**Provided text**
Sir Mick Davis is a lay leader of Britain’s Jewish community, described for his article in the online magazine Tablet, “How Israel Is Feeding BDS,” as “chairman of the Jewish Leadership Council in the United Kingdom and Founding Partner of X2 Resources LLP.” A business executive who grew up in South Africa (where he graduated from the Theodore Herzl School in Port Elizabeth), he lives with his wife and three sons in London.

Davis analyzes Israel’s current embattled situation sympathetically, but in a fair-minded and level-headed way.  He has plenty of scorn for the current leadership of the Palestinian Authority, while also praising the earlier state-building efforts of former prime minister Salam Fayyad.  Yet he sees Israel’s current political course as disastrous, and argues that Israel cannot be defended against BDS and against its enemies in general without embarking upon new policies.  And this is how he criticizes the recent anti-BDS initiative launched in the American Jewish community:

No attempt was made in this latest initiative to ask how our story must change. Rather, their question is merely to ask how the same story could be retold, even louder. No questions are asked about whether some actions of the Israeli government, regarding its settlement policy for example, or demolitions in the West Bank, are tying the hands of Israel’s friends overseas in our struggle against BDS. No serious reflection is undertaken on whether there are serious steps Israel could take on the ground that might bolster efforts to seek peace, or to improve the lives of ordinary Palestinians.

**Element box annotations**
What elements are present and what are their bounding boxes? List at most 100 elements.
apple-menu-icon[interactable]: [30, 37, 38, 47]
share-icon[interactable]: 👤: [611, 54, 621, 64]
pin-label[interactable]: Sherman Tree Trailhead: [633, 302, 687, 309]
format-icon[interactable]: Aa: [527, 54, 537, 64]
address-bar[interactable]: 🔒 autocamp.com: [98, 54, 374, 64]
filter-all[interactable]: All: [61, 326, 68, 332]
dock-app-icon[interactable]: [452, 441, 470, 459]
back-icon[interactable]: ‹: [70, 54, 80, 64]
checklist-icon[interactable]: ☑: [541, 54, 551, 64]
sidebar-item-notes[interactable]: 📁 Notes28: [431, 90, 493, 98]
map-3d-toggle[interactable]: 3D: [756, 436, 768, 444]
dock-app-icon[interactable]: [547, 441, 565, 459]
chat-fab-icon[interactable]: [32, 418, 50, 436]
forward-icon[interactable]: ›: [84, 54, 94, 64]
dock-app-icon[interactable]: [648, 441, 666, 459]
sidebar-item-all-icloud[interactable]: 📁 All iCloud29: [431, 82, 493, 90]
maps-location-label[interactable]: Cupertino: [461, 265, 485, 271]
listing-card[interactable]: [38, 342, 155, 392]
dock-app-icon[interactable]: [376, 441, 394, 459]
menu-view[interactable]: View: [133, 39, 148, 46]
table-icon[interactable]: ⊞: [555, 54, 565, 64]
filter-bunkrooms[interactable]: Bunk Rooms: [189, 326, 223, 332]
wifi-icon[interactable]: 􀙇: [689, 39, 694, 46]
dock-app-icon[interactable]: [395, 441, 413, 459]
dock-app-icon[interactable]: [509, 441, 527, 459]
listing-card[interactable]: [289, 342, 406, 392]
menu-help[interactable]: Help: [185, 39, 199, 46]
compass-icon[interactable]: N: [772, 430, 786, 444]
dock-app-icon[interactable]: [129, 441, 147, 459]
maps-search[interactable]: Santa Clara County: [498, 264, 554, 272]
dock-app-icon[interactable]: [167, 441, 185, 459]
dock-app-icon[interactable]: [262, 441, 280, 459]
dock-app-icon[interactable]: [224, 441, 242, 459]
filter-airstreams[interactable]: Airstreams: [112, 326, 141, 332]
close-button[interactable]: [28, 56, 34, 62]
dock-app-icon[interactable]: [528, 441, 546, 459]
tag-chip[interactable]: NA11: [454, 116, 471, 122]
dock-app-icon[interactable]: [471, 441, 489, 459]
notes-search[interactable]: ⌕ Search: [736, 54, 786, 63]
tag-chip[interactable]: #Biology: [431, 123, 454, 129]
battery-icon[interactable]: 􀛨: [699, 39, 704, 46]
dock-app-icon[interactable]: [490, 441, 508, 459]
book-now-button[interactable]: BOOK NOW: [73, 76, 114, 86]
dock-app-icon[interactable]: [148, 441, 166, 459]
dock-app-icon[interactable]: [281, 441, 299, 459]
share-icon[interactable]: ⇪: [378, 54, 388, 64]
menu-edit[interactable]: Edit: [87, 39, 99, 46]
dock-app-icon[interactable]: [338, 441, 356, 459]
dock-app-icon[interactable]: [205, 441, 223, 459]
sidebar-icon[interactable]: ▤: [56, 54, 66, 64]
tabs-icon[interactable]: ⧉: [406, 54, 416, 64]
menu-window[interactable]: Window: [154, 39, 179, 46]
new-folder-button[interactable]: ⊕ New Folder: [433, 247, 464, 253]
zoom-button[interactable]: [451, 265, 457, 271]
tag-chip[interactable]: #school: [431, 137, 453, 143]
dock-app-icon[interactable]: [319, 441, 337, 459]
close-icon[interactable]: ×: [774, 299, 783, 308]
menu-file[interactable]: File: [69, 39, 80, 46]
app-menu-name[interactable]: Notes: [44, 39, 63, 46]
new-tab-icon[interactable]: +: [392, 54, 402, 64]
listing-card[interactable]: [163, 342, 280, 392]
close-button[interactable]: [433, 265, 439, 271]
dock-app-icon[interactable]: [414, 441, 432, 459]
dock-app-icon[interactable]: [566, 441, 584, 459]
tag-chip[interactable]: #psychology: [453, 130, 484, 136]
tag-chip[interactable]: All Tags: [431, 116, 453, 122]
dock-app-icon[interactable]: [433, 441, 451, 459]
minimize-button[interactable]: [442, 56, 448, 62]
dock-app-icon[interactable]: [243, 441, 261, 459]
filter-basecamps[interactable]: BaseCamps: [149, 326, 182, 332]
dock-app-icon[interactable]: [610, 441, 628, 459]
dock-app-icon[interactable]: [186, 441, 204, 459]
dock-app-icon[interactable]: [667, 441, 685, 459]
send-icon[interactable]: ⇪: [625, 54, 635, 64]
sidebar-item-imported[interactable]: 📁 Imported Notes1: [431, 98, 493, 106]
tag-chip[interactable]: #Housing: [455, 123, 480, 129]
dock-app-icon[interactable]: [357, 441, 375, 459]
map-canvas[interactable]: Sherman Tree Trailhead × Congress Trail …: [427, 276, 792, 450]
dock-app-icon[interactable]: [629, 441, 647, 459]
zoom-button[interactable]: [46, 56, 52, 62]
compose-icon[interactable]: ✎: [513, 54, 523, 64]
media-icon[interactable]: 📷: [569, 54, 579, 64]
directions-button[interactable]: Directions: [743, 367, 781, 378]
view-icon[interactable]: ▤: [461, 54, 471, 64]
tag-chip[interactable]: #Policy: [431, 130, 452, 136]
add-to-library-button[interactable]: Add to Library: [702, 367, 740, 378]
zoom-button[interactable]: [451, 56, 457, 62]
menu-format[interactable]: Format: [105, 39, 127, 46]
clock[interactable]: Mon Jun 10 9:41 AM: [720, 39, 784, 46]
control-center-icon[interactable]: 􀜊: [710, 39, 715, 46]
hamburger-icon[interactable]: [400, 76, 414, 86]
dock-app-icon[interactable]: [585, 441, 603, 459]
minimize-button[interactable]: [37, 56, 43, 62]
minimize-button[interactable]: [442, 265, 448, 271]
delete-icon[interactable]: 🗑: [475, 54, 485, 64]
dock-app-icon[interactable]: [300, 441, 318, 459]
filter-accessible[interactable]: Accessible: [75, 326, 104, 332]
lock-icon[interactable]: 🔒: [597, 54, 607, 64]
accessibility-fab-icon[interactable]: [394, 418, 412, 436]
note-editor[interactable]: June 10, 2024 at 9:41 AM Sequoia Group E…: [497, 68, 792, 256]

**Instruction 1**
Quote the stretch of the passage on Sir Mick Davis from "Sir Mick Davis" through "sons in London.".
**Instruction 2**
Print the stretch of the records from their start through the line containing "dock-app-icon[interactable]: [262, 441, 280, 459]", reproducing every line in that range verbatim.

**Correct answer 1**
Sir Mick Davis is a lay leader of Britain’s Jewish community, described for his article in the online magazine Tablet, “How Israel Is Feeding BDS,” as “chairman of the Jewish Leadership Council in the United Kingdom and Founding Partner of X2 Resources LLP.” A business executive who grew up in South Africa (where he graduated from the Theodore Herzl School in Port Elizabeth), he lives with his wife and three sons in London.

**Correct answer 2**
What elements are present and what are their bounding boxes? List at most 100 elements.
apple-menu-icon[interactable]: [30, 37, 38, 47]
share-icon[interactable]: 👤: [611, 54, 621, 64]
pin-label[interactable]: Sherman Tree Trailhead: [633, 302, 687, 309]
format-icon[interactable]: Aa: [527, 54, 537, 64]
address-bar[interactable]: 🔒 autocamp.com: [98, 54, 374, 64]
filter-all[interactable]: All: [61, 326, 68, 332]
dock-app-icon[interactable]: [452, 441, 470, 459]
back-icon[interactable]: ‹: [70, 54, 80, 64]
checklist-icon[interactable]: ☑: [541, 54, 551, 64]
sidebar-item-notes[interactable]: 📁 Notes28: [431, 90, 493, 98]
map-3d-toggle[interactable]: 3D: [756, 436, 768, 444]
dock-app-icon[interactable]: [547, 441, 565, 459]
chat-fab-icon[interactable]: [32, 418, 50, 436]
forward-icon[interactable]: ›: [84, 54, 94, 64]
dock-app-icon[interactable]: [648, 441, 666, 459]
sidebar-item-all-icloud[interactable]: 📁 All iCloud29: [431, 82, 493, 90]
maps-location-label[interactable]: Cupertino: [461, 265, 485, 271]
listing-card[interactable]: [38, 342, 155, 392]
dock-app-icon[interactable]: [376, 441, 394, 459]
menu-view[interactable]: View: [133, 39, 148, 46]
table-icon[interactable]: ⊞: [555, 54, 565, 64]
filter-bunkrooms[interactable]: Bunk Rooms: [189, 326, 223, 332]
wifi-icon[interactable]: 􀙇: [689, 39, 694, 46]
dock-app-icon[interactable]: [395, 441, 413, 459]
dock-app-icon[interactable]: [509, 441, 527, 459]
listing-card[interactable]: [289, 342, 406, 392]
menu-help[interactable]: Help: [185, 39, 199, 46]
compass-icon[interactable]: N: [772, 430, 786, 444]
dock-app-icon[interactable]: [129, 441, 147, 459]
maps-search[interactable]: Santa Clara County: [498, 264, 554, 272]
dock-app-icon[interactable]: [167, 441, 185, 459]
dock-app-icon[interactable]: [262, 441, 280, 459]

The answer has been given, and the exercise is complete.